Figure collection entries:

/---

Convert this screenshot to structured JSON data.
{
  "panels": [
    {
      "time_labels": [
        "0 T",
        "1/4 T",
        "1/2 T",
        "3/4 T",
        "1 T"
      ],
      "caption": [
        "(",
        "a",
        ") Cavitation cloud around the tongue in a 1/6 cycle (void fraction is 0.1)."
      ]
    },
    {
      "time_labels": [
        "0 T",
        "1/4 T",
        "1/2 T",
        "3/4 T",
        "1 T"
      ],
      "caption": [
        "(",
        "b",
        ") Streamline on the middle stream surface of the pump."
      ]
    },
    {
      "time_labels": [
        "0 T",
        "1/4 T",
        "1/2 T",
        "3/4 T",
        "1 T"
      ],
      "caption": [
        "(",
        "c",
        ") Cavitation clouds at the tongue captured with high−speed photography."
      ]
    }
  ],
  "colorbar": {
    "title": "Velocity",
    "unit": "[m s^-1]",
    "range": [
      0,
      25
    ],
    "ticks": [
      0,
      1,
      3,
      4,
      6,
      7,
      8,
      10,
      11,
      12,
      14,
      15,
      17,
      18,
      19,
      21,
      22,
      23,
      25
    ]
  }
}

\---

Short task – Each record above must be given again exactly.

Worked answer –
Convert this screenshot to structured JSON data.
{
  "panels": [
    {
      "time_labels": [
        "0 T",
        "1/4 T",
        "1/2 T",
        "3/4 T",
        "1 T"
      ],
      "caption": [
        "(",
        "a",
        ") Cavitation cloud around the tongue in a 1/6 cycle (void fraction is 0.1)."
      ]
    },
    {
      "time_labels": [
        "0 T",
        "1/4 T",
        "1/2 T",
        "3/4 T",
        "1 T"
      ],
      "caption": [
        "(",
        "b",
        ") Streamline on the middle stream surface of the pump."
      ]
    },
    {
      "time_labels": [
        "0 T",
        "1/4 T",
        "1/2 T",
        "3/4 T",
        "1 T"
      ],
      "caption": [
        "(",
        "c",
        ") Cavitation clouds at the tongue captured with high−speed photography."
      ]
    }
  ],
  "colorbar": {
    "title": "Velocity",
    "unit": "[m s^-1]",
    "range": [
      0,
      25
    ],
    "ticks": [
      0,
      1,
      3,
      4,
      6,
      7,
      8,
      10,
      11,
      12,
      14,
      15,
      17,
      18,
      19,
      21,
      22,
      23,
      25
    ]
  }
}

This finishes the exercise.